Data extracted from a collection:
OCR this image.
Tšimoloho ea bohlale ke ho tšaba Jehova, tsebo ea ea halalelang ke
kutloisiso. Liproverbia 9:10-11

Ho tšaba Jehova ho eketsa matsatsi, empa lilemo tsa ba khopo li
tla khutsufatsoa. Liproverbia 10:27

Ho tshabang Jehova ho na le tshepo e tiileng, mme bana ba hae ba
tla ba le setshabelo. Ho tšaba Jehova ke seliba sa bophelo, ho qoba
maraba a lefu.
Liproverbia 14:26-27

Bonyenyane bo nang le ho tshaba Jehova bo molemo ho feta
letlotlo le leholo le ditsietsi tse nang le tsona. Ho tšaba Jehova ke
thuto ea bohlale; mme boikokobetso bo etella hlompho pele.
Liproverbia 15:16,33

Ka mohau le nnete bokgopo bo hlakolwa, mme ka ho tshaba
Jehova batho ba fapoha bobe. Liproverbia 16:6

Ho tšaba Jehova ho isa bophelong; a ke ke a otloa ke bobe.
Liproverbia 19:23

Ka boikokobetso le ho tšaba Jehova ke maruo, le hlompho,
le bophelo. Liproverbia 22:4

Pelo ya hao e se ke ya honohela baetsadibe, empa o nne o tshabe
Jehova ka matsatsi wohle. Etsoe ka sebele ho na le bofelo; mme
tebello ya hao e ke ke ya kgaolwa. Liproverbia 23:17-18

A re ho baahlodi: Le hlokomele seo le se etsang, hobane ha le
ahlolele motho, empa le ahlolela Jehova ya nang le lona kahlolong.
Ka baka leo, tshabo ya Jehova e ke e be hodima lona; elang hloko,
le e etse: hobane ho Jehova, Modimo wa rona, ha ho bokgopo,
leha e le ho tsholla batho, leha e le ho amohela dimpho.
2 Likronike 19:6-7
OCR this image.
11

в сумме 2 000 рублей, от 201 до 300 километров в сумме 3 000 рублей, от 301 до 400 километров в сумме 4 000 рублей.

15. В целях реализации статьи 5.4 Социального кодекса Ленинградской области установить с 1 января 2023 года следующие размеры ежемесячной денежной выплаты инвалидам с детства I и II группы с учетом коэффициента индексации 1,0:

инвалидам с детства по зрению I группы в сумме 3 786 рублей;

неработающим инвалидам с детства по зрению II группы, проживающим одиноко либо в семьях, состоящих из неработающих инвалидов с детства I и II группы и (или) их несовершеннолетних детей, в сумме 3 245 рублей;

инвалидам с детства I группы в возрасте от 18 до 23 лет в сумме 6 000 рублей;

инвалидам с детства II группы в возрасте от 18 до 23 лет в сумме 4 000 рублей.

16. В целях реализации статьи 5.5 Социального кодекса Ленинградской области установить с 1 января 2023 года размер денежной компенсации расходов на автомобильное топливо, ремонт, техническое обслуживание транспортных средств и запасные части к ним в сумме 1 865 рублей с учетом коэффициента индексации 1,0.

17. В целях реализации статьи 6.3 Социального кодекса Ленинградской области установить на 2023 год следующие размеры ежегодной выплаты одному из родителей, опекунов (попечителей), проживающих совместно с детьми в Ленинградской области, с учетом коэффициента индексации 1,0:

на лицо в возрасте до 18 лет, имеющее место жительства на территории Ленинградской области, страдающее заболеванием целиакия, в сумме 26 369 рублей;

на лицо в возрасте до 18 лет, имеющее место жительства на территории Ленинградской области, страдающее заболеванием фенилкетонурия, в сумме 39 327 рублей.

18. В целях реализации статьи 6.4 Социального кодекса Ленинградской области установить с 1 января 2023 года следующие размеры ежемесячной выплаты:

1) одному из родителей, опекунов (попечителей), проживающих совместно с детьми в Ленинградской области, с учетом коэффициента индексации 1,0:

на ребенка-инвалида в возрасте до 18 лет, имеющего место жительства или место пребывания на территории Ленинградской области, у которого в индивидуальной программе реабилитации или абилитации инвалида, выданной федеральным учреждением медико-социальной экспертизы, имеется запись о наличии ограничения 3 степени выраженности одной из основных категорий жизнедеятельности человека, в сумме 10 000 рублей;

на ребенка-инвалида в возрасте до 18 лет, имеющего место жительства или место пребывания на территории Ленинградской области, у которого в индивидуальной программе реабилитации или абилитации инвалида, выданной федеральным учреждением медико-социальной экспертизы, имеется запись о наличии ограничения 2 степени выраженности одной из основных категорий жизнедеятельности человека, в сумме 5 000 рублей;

Task instructions: Every line above needs to be retyped exactly.

Final answer:
OCR this image.
Tšimoloho ea bohlale ke ho tšaba Jehova, tsebo ea ea halalelang ke
kutloisiso. Liproverbia 9:10-11

Ho tšaba Jehova ho eketsa matsatsi, empa lilemo tsa ba khopo li
tla khutsufatsoa. Liproverbia 10:27

Ho tshabang Jehova ho na le tshepo e tiileng, mme bana ba hae ba
tla ba le setshabelo. Ho tšaba Jehova ke seliba sa bophelo, ho qoba
maraba a lefu.
Liproverbia 14:26-27

Bonyenyane bo nang le ho tshaba Jehova bo molemo ho feta
letlotlo le leholo le ditsietsi tse nang le tsona. Ho tšaba Jehova ke
thuto ea bohlale; mme boikokobetso bo etella hlompho pele.
Liproverbia 15:16,33

Ka mohau le nnete bokgopo bo hlakolwa, mme ka ho tshaba
Jehova batho ba fapoha bobe. Liproverbia 16:6

Ho tšaba Jehova ho isa bophelong; a ke ke a otloa ke bobe.
Liproverbia 19:23

Ka boikokobetso le ho tšaba Jehova ke maruo, le hlompho,
le bophelo. Liproverbia 22:4

Pelo ya hao e se ke ya honohela baetsadibe, empa o nne o tshabe
Jehova ka matsatsi wohle. Etsoe ka sebele ho na le bofelo; mme
tebello ya hao e ke ke ya kgaolwa. Liproverbia 23:17-18

A re ho baahlodi: Le hlokomele seo le se etsang, hobane ha le
ahlolele motho, empa le ahlolela Jehova ya nang le lona kahlolong.
Ka baka leo, tshabo ya Jehova e ke e be hodima lona; elang hloko,
le e etse: hobane ho Jehova, Modimo wa rona, ha ho bokgopo,
leha e le ho tsholla batho, leha e le ho amohela dimpho.
2 Likronike 19:6-7
OCR this image.
11

в сумме 2 000 рублей, от 201 до 300 километров в сумме 3 000 рублей, от 301 до 400 километров в сумме 4 000 рублей.

15. В целях реализации статьи 5.4 Социального кодекса Ленинградской области установить с 1 января 2023 года следующие размеры ежемесячной денежной выплаты инвалидам с детства I и II группы с учетом коэффициента индексации 1,0:

инвалидам с детства по зрению I группы в сумме 3 786 рублей;

неработающим инвалидам с детства по зрению II группы, проживающим одиноко либо в семьях, состоящих из неработающих инвалидов с детства I и II группы и (или) их несовершеннолетних детей, в сумме 3 245 рублей;

инвалидам с детства I группы в возрасте от 18 до 23 лет в сумме 6 000 рублей;

инвалидам с детства II группы в возрасте от 18 до 23 лет в сумме 4 000 рублей.

16. В целях реализации статьи 5.5 Социального кодекса Ленинградской области установить с 1 января 2023 года размер денежной компенсации расходов на автомобильное топливо, ремонт, техническое обслуживание транспортных средств и запасные части к ним в сумме 1 865 рублей с учетом коэффициента индексации 1,0.

17. В целях реализации статьи 6.3 Социального кодекса Ленинградской области установить на 2023 год следующие размеры ежегодной выплаты одному из родителей, опекунов (попечителей), проживающих совместно с детьми в Ленинградской области, с учетом коэффициента индексации 1,0:

на лицо в возрасте до 18 лет, имеющее место жительства на территории Ленинградской области, страдающее заболеванием целиакия, в сумме 26 369 рублей;

на лицо в возрасте до 18 лет, имеющее место жительства на территории Ленинградской области, страдающее заболеванием фенилкетонурия, в сумме 39 327 рублей.

18. В целях реализации статьи 6.4 Социального кодекса Ленинградской области установить с 1 января 2023 года следующие размеры ежемесячной выплаты:

1) одному из родителей, опекунов (попечителей), проживающих совместно с детьми в Ленинградской области, с учетом коэффициента индексации 1,0:

на ребенка-инвалида в возрасте до 18 лет, имеющего место жительства или место пребывания на территории Ленинградской области, у которого в индивидуальной программе реабилитации или абилитации инвалида, выданной федеральным учреждением медико-социальной экспертизы, имеется запись о наличии ограничения 3 степени выраженности одной из основных категорий жизнедеятельности человека, в сумме 10 000 рублей;

на ребенка-инвалида в возрасте до 18 лет, имеющего место жительства или место пребывания на территории Ленинградской области, у которого в индивидуальной программе реабилитации или абилитации инвалида, выданной федеральным учреждением медико-социальной экспертизы, имеется запись о наличии ограничения 2 степени выраженности одной из основных категорий жизнедеятельности человека, в сумме 5 000 рублей;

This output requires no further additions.